--- START OF ENTRIES ---
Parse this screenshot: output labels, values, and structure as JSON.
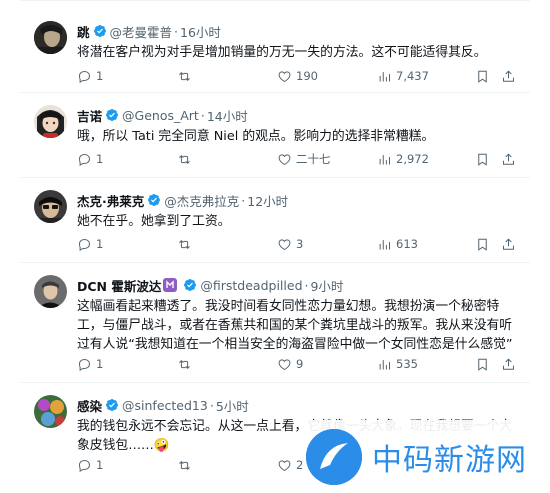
{
  "tweets": [
    {
      "name": "跳",
      "handle": "@老曼霍普",
      "time": "16小时",
      "text": "将潜在客户视为对手是增加销量的万无一失的方法。这不可能适得其反。",
      "replies": "1",
      "retweets": "",
      "likes": "190",
      "views": "7,437"
    },
    {
      "name": "吉诺",
      "handle": "@Genos_Art",
      "time": "14小时",
      "text": "哦，所以 Tati 完全同意 Niel 的观点。影响力的选择非常糟糕。",
      "replies": "1",
      "retweets": "",
      "likes": "二十七",
      "views": "2,972"
    },
    {
      "name": "杰克·弗莱克",
      "handle": "@杰克弗拉克",
      "time": "12小时",
      "text": "她不在乎。她拿到了工资。",
      "replies": "1",
      "retweets": "",
      "likes": "3",
      "views": "613"
    },
    {
      "name": "DCN 霍斯波达",
      "handle": "@firstdeadpilled",
      "time": "9小时",
      "text": "这幅画看起来糟透了。我没时间看女同性恋力量幻想。我想扮演一个秘密特工，与僵尸战斗，或者在香蕉共和国的某个粪坑里战斗的叛军。我从来没有听过有人说“我想知道在一个相当安全的海盗冒险中做一个女同性恋是什么感觉”",
      "replies": "1",
      "retweets": "",
      "likes": "9",
      "views": "535"
    },
    {
      "name": "感染",
      "handle": "@sinfected13",
      "time": "5小时",
      "text": "我的钱包永远不会忘记。从这一点上看，它就像一头大象。现在我想要一个大象皮钱包……🤪",
      "replies": "1",
      "retweets": "",
      "likes": "2",
      "views": ""
    }
  ],
  "watermark": {
    "text": "中码新游网"
  },
  "colors": {
    "verified": "#1d9bf0",
    "muted": "#536471",
    "watermark": "#2b8de8"
  }
}
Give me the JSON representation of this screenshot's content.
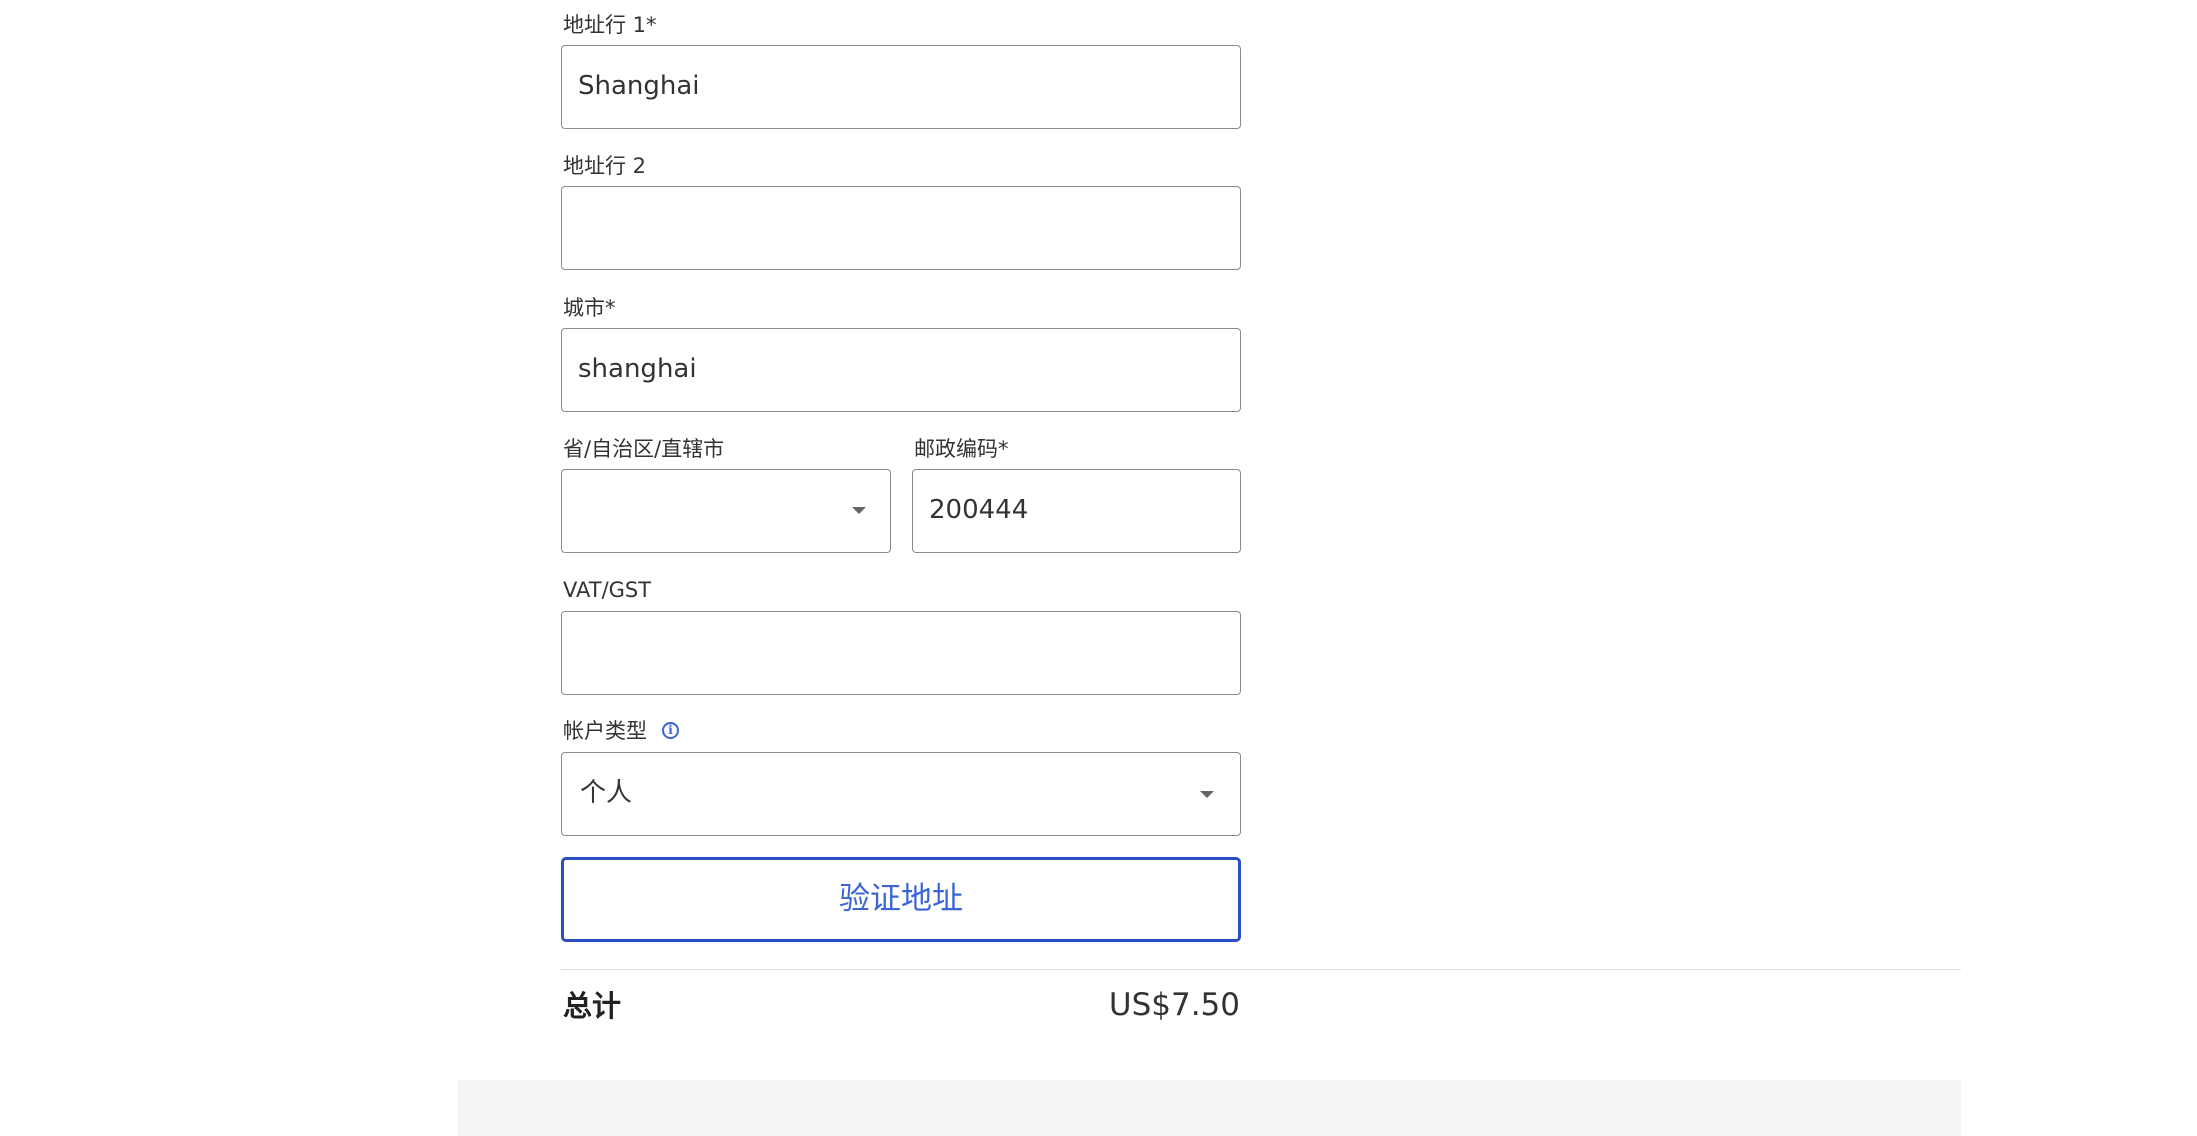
{
  "form": {
    "address1": {
      "label": "地址行 1*",
      "value": "Shanghai"
    },
    "address2": {
      "label": "地址行 2",
      "value": ""
    },
    "city": {
      "label": "城市*",
      "value": "shanghai"
    },
    "province": {
      "label": "省/自治区/直辖市",
      "value": ""
    },
    "postal_code": {
      "label": "邮政编码*",
      "value": "200444"
    },
    "vat": {
      "label": "VAT/GST",
      "value": ""
    },
    "account_type": {
      "label": "帐户类型",
      "value": "个人",
      "info_icon": "info-icon"
    },
    "verify_label": "验证地址"
  },
  "summary": {
    "total_label": "总计",
    "total_value": "US$7.50"
  },
  "colors": {
    "accent": "#3a64d8",
    "button_border": "#2a4fc4",
    "input_border": "#8a8a8a",
    "footer_bg": "#f4f4f4"
  }
}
--- END OF ENTRIES ---
### TASK OBJECTIVE
Copy every entry word for word, but omit the pictures.

### TASK RESPONSE
Parse this screenshot: output labels, values, and structure as JSON.
{
  "tweets": [
    {
      "name": "跳",
      "handle": "@老曼霍普",
      "time": "16小时",
      "text": "将潜在客户视为对手是增加销量的万无一失的方法。这不可能适得其反。",
      "replies": "1",
      "retweets": "",
      "likes": "190",
      "views": "7,437"
    },
    {
      "name": "吉诺",
      "handle": "@Genos_Art",
      "time": "14小时",
      "text": "哦，所以 Tati 完全同意 Niel 的观点。影响力的选择非常糟糕。",
      "replies": "1",
      "retweets": "",
      "likes": "二十七",
      "views": "2,972"
    },
    {
      "name": "杰克·弗莱克",
      "handle": "@杰克弗拉克",
      "time": "12小时",
      "text": "她不在乎。她拿到了工资。",
      "replies": "1",
      "retweets": "",
      "likes": "3",
      "views": "613"
    },
    {
      "name": "DCN 霍斯波达",
      "handle": "@firstdeadpilled",
      "time": "9小时",
      "text": "这幅画看起来糟透了。我没时间看女同性恋力量幻想。我想扮演一个秘密特工，与僵尸战斗，或者在香蕉共和国的某个粪坑里战斗的叛军。我从来没有听过有人说“我想知道在一个相当安全的海盗冒险中做一个女同性恋是什么感觉”",
      "replies": "1",
      "retweets": "",
      "likes": "9",
      "views": "535"
    },
    {
      "name": "感染",
      "handle": "@sinfected13",
      "time": "5小时",
      "text": "我的钱包永远不会忘记。从这一点上看，它就像一头大象。现在我想要一个大象皮钱包……🤪",
      "replies": "1",
      "retweets": "",
      "likes": "2",
      "views": ""
    }
  ],
  "watermark": {
    "text": "中码新游网"
  },
  "colors": {
    "verified": "#1d9bf0",
    "muted": "#536471",
    "watermark": "#2b8de8"
  }
}
Give me the JSON representation of this screenshot's content.
{
  "form": {
    "address1": {
      "label": "地址行 1*",
      "value": "Shanghai"
    },
    "address2": {
      "label": "地址行 2",
      "value": ""
    },
    "city": {
      "label": "城市*",
      "value": "shanghai"
    },
    "province": {
      "label": "省/自治区/直辖市",
      "value": ""
    },
    "postal_code": {
      "label": "邮政编码*",
      "value": "200444"
    },
    "vat": {
      "label": "VAT/GST",
      "value": ""
    },
    "account_type": {
      "label": "帐户类型",
      "value": "个人",
      "info_icon": "info-icon"
    },
    "verify_label": "验证地址"
  },
  "summary": {
    "total_label": "总计",
    "total_value": "US$7.50"
  },
  "colors": {
    "accent": "#3a64d8",
    "button_border": "#2a4fc4",
    "input_border": "#8a8a8a",
    "footer_bg": "#f4f4f4"
  }
}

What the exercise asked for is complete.